_Requirement:_
Look for "Opción" in the listing below. Gather each line that contains it.

Saved entries

- - -

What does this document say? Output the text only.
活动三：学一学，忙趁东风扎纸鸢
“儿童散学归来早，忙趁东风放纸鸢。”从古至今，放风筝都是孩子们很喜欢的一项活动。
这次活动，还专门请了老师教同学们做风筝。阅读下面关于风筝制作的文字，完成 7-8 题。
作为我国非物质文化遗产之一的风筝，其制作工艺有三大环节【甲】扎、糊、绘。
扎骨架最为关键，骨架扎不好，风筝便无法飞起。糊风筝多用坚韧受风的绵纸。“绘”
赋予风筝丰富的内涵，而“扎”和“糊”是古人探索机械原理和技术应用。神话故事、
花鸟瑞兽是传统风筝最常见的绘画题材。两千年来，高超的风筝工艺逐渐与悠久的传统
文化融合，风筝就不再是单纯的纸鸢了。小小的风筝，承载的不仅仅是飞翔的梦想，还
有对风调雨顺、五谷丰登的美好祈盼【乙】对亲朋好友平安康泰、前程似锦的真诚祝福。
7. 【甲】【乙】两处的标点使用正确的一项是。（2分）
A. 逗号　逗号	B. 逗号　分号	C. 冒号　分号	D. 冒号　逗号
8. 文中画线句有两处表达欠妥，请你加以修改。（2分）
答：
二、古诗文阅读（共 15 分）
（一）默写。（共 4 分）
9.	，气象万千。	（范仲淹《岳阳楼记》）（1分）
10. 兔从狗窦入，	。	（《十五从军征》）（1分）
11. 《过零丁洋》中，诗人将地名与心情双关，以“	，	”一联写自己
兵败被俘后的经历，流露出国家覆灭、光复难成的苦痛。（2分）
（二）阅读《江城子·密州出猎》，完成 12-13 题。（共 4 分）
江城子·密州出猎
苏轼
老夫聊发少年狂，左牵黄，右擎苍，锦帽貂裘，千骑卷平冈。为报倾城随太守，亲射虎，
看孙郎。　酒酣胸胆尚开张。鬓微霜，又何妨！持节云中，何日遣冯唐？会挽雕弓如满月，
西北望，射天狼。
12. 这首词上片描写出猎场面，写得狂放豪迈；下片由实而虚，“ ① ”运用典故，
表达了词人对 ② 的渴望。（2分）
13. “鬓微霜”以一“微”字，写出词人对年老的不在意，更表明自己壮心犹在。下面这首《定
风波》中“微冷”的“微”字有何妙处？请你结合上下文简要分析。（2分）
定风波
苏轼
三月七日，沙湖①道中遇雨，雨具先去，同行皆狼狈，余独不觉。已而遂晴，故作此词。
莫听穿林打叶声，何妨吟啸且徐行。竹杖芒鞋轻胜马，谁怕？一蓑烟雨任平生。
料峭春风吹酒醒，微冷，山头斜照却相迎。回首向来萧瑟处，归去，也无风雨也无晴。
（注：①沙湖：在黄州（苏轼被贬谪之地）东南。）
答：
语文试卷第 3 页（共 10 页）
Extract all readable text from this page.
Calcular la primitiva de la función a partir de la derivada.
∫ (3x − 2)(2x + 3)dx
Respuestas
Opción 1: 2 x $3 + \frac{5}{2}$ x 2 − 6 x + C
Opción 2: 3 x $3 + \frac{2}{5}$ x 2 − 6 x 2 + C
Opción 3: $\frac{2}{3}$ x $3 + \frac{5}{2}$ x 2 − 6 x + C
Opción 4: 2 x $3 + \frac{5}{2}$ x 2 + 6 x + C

- - -

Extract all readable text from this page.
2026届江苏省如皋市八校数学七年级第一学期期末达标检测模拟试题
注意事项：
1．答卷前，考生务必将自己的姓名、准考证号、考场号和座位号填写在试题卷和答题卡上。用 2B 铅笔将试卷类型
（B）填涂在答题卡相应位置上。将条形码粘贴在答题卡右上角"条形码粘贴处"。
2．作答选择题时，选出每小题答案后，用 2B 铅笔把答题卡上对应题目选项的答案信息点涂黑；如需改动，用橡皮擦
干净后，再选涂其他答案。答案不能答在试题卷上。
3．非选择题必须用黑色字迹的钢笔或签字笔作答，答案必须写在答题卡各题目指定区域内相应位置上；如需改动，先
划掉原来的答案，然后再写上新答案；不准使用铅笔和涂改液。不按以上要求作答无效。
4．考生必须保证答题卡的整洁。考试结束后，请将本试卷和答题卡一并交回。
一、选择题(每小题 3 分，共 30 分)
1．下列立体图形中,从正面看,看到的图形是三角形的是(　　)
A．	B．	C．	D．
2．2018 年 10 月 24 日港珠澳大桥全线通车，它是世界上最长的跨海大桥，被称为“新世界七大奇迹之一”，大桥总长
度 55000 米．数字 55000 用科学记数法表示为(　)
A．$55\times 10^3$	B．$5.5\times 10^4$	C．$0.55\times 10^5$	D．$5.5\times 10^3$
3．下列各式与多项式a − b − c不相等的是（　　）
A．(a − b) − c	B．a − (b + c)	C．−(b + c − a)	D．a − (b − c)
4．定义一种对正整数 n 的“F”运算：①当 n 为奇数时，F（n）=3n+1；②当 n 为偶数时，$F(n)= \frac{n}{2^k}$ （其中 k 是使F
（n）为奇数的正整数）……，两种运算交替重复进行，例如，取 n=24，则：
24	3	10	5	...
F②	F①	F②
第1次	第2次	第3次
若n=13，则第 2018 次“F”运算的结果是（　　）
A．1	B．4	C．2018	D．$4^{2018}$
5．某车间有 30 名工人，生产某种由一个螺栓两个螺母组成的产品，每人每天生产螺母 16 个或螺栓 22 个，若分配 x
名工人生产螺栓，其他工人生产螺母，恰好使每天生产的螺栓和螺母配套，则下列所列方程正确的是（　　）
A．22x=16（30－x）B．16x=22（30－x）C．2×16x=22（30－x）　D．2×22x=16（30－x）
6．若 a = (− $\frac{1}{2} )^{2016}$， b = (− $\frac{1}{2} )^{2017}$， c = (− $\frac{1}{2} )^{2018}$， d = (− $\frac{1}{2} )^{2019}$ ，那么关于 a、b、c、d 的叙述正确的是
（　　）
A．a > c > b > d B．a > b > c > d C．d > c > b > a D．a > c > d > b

- - -

_Output of the task:_
Opción 1: 2 x $3 + \frac{5}{2}$ x 2 − 6 x + C
Opción 2: 3 x $3 + \frac{2}{5}$ x 2 − 6 x 2 + C
Opción 3: $\frac{2}{3}$ x $3 + \frac{5}{2}$ x 2 − 6 x + C
Opción 4: 2 x $3 + \frac{5}{2}$ x 2 + 6 x + C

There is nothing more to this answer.